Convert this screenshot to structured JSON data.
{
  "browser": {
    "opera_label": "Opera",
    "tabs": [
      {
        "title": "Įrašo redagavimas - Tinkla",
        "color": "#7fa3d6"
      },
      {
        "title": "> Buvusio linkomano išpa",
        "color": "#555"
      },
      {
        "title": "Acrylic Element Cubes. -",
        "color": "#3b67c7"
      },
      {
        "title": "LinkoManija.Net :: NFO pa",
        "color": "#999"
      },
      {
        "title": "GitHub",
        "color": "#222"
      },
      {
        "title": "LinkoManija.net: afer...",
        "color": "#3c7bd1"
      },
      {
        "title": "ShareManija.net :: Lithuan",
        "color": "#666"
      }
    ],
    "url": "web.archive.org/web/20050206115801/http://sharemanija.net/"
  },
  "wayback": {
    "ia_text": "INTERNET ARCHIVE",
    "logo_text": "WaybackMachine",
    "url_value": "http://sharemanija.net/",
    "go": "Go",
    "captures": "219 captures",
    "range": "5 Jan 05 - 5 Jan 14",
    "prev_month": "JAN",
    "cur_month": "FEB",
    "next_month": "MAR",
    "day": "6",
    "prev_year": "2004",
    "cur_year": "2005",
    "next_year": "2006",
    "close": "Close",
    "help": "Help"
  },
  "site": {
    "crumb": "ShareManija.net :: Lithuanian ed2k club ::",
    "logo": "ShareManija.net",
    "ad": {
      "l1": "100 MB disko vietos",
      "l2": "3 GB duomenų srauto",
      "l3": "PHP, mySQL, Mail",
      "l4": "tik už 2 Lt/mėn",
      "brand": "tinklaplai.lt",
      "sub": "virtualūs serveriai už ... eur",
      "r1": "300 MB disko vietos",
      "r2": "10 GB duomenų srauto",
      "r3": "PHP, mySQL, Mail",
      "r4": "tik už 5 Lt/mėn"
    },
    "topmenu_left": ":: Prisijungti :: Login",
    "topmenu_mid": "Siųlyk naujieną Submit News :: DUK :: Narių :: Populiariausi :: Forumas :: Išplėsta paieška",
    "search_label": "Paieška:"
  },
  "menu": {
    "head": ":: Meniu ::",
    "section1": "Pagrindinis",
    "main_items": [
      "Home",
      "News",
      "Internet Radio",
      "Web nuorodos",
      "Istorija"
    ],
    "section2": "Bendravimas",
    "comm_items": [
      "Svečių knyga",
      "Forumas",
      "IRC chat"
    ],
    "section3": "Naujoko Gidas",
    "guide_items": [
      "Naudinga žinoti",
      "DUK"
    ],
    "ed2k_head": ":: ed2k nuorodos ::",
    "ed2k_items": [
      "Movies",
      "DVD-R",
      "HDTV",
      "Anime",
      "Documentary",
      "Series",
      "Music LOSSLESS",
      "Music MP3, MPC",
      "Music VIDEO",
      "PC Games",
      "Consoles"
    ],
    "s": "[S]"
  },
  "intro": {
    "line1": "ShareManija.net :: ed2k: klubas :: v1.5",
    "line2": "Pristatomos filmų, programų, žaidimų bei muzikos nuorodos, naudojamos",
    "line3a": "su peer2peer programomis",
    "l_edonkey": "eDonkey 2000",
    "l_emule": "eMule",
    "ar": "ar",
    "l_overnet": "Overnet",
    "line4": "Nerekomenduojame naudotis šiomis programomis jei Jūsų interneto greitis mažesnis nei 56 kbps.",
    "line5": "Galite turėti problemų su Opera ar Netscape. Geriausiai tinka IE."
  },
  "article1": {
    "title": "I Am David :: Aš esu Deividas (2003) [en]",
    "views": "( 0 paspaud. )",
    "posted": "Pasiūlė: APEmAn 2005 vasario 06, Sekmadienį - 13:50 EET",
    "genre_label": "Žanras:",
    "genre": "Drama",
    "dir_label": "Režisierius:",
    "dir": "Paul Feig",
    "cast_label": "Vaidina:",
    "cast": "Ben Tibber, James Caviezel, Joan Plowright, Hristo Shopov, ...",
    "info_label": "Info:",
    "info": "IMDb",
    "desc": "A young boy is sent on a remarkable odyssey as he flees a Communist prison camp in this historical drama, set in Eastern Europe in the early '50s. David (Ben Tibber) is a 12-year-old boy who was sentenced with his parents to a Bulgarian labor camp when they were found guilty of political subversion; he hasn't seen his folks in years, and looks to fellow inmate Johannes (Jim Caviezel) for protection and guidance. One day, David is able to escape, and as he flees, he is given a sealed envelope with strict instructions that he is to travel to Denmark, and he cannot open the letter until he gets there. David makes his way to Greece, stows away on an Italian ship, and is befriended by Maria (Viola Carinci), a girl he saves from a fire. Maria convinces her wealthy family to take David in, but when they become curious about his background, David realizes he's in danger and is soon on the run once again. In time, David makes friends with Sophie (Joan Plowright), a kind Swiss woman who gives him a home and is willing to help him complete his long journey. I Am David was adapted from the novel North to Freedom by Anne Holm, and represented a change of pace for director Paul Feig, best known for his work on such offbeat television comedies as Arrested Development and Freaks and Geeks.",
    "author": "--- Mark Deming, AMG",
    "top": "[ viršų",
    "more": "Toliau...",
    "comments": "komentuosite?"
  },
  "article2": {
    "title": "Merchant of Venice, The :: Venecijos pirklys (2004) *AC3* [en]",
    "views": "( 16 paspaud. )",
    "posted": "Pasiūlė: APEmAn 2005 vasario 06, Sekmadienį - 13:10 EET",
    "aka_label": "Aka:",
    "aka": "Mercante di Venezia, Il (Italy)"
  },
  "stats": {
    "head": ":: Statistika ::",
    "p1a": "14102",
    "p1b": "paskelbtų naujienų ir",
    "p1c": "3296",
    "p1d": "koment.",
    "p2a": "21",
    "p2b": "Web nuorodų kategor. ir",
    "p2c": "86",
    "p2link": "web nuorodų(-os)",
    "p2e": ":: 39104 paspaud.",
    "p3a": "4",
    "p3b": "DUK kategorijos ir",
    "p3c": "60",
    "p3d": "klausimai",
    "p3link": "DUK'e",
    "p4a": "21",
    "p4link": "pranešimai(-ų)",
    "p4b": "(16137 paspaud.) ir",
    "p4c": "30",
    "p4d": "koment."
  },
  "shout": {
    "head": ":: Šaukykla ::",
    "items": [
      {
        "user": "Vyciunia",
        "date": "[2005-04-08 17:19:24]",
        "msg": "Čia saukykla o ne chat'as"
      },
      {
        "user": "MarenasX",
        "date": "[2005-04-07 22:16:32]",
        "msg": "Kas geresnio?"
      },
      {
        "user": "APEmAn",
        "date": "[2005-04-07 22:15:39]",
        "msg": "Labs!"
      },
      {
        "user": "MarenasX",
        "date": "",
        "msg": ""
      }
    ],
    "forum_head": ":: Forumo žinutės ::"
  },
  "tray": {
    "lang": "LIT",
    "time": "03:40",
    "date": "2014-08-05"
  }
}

** Description of the task **
Your task is to reproduce all of the records exactly.

** Worked solution **
Convert this screenshot to structured JSON data.
{
  "browser": {
    "opera_label": "Opera",
    "tabs": [
      {
        "title": "Įrašo redagavimas - Tinkla",
        "color": "#7fa3d6"
      },
      {
        "title": "> Buvusio linkomano išpa",
        "color": "#555"
      },
      {
        "title": "Acrylic Element Cubes. -",
        "color": "#3b67c7"
      },
      {
        "title": "LinkoManija.Net :: NFO pa",
        "color": "#999"
      },
      {
        "title": "GitHub",
        "color": "#222"
      },
      {
        "title": "LinkoManija.net: afer...",
        "color": "#3c7bd1"
      },
      {
        "title": "ShareManija.net :: Lithuan",
        "color": "#666"
      }
    ],
    "url": "web.archive.org/web/20050206115801/http://sharemanija.net/"
  },
  "wayback": {
    "ia_text": "INTERNET ARCHIVE",
    "logo_text": "WaybackMachine",
    "url_value": "http://sharemanija.net/",
    "go": "Go",
    "captures": "219 captures",
    "range": "5 Jan 05 - 5 Jan 14",
    "prev_month": "JAN",
    "cur_month": "FEB",
    "next_month": "MAR",
    "day": "6",
    "prev_year": "2004",
    "cur_year": "2005",
    "next_year": "2006",
    "close": "Close",
    "help": "Help"
  },
  "site": {
    "crumb": "ShareManija.net :: Lithuanian ed2k club ::",
    "logo": "ShareManija.net",
    "ad": {
      "l1": "100 MB disko vietos",
      "l2": "3 GB duomenų srauto",
      "l3": "PHP, mySQL, Mail",
      "l4": "tik už 2 Lt/mėn",
      "brand": "tinklaplai.lt",
      "sub": "virtualūs serveriai už ... eur",
      "r1": "300 MB disko vietos",
      "r2": "10 GB duomenų srauto",
      "r3": "PHP, mySQL, Mail",
      "r4": "tik už 5 Lt/mėn"
    },
    "topmenu_left": ":: Prisijungti :: Login",
    "topmenu_mid": "Siųlyk naujieną Submit News :: DUK :: Narių :: Populiariausi :: Forumas :: Išplėsta paieška",
    "search_label": "Paieška:"
  },
  "menu": {
    "head": ":: Meniu ::",
    "section1": "Pagrindinis",
    "main_items": [
      "Home",
      "News",
      "Internet Radio",
      "Web nuorodos",
      "Istorija"
    ],
    "section2": "Bendravimas",
    "comm_items": [
      "Svečių knyga",
      "Forumas",
      "IRC chat"
    ],
    "section3": "Naujoko Gidas",
    "guide_items": [
      "Naudinga žinoti",
      "DUK"
    ],
    "ed2k_head": ":: ed2k nuorodos ::",
    "ed2k_items": [
      "Movies",
      "DVD-R",
      "HDTV",
      "Anime",
      "Documentary",
      "Series",
      "Music LOSSLESS",
      "Music MP3, MPC",
      "Music VIDEO",
      "PC Games",
      "Consoles"
    ],
    "s": "[S]"
  },
  "intro": {
    "line1": "ShareManija.net :: ed2k: klubas :: v1.5",
    "line2": "Pristatomos filmų, programų, žaidimų bei muzikos nuorodos, naudojamos",
    "line3a": "su peer2peer programomis",
    "l_edonkey": "eDonkey 2000",
    "l_emule": "eMule",
    "ar": "ar",
    "l_overnet": "Overnet",
    "line4": "Nerekomenduojame naudotis šiomis programomis jei Jūsų interneto greitis mažesnis nei 56 kbps.",
    "line5": "Galite turėti problemų su Opera ar Netscape. Geriausiai tinka IE."
  },
  "article1": {
    "title": "I Am David :: Aš esu Deividas (2003) [en]",
    "views": "( 0 paspaud. )",
    "posted": "Pasiūlė: APEmAn 2005 vasario 06, Sekmadienį - 13:50 EET",
    "genre_label": "Žanras:",
    "genre": "Drama",
    "dir_label": "Režisierius:",
    "dir": "Paul Feig",
    "cast_label": "Vaidina:",
    "cast": "Ben Tibber, James Caviezel, Joan Plowright, Hristo Shopov, ...",
    "info_label": "Info:",
    "info": "IMDb",
    "desc": "A young boy is sent on a remarkable odyssey as he flees a Communist prison camp in this historical drama, set in Eastern Europe in the early '50s. David (Ben Tibber) is a 12-year-old boy who was sentenced with his parents to a Bulgarian labor camp when they were found guilty of political subversion; he hasn't seen his folks in years, and looks to fellow inmate Johannes (Jim Caviezel) for protection and guidance. One day, David is able to escape, and as he flees, he is given a sealed envelope with strict instructions that he is to travel to Denmark, and he cannot open the letter until he gets there. David makes his way to Greece, stows away on an Italian ship, and is befriended by Maria (Viola Carinci), a girl he saves from a fire. Maria convinces her wealthy family to take David in, but when they become curious about his background, David realizes he's in danger and is soon on the run once again. In time, David makes friends with Sophie (Joan Plowright), a kind Swiss woman who gives him a home and is willing to help him complete his long journey. I Am David was adapted from the novel North to Freedom by Anne Holm, and represented a change of pace for director Paul Feig, best known for his work on such offbeat television comedies as Arrested Development and Freaks and Geeks.",
    "author": "--- Mark Deming, AMG",
    "top": "[ viršų",
    "more": "Toliau...",
    "comments": "komentuosite?"
  },
  "article2": {
    "title": "Merchant of Venice, The :: Venecijos pirklys (2004) *AC3* [en]",
    "views": "( 16 paspaud. )",
    "posted": "Pasiūlė: APEmAn 2005 vasario 06, Sekmadienį - 13:10 EET",
    "aka_label": "Aka:",
    "aka": "Mercante di Venezia, Il (Italy)"
  },
  "stats": {
    "head": ":: Statistika ::",
    "p1a": "14102",
    "p1b": "paskelbtų naujienų ir",
    "p1c": "3296",
    "p1d": "koment.",
    "p2a": "21",
    "p2b": "Web nuorodų kategor. ir",
    "p2c": "86",
    "p2link": "web nuorodų(-os)",
    "p2e": ":: 39104 paspaud.",
    "p3a": "4",
    "p3b": "DUK kategorijos ir",
    "p3c": "60",
    "p3d": "klausimai",
    "p3link": "DUK'e",
    "p4a": "21",
    "p4link": "pranešimai(-ų)",
    "p4b": "(16137 paspaud.) ir",
    "p4c": "30",
    "p4d": "koment."
  },
  "shout": {
    "head": ":: Šaukykla ::",
    "items": [
      {
        "user": "Vyciunia",
        "date": "[2005-04-08 17:19:24]",
        "msg": "Čia saukykla o ne chat'as"
      },
      {
        "user": "MarenasX",
        "date": "[2005-04-07 22:16:32]",
        "msg": "Kas geresnio?"
      },
      {
        "user": "APEmAn",
        "date": "[2005-04-07 22:15:39]",
        "msg": "Labs!"
      },
      {
        "user": "MarenasX",
        "date": "",
        "msg": ""
      }
    ],
    "forum_head": ":: Forumo žinutės ::"
  },
  "tray": {
    "lang": "LIT",
    "time": "03:40",
    "date": "2014-08-05"
  }
}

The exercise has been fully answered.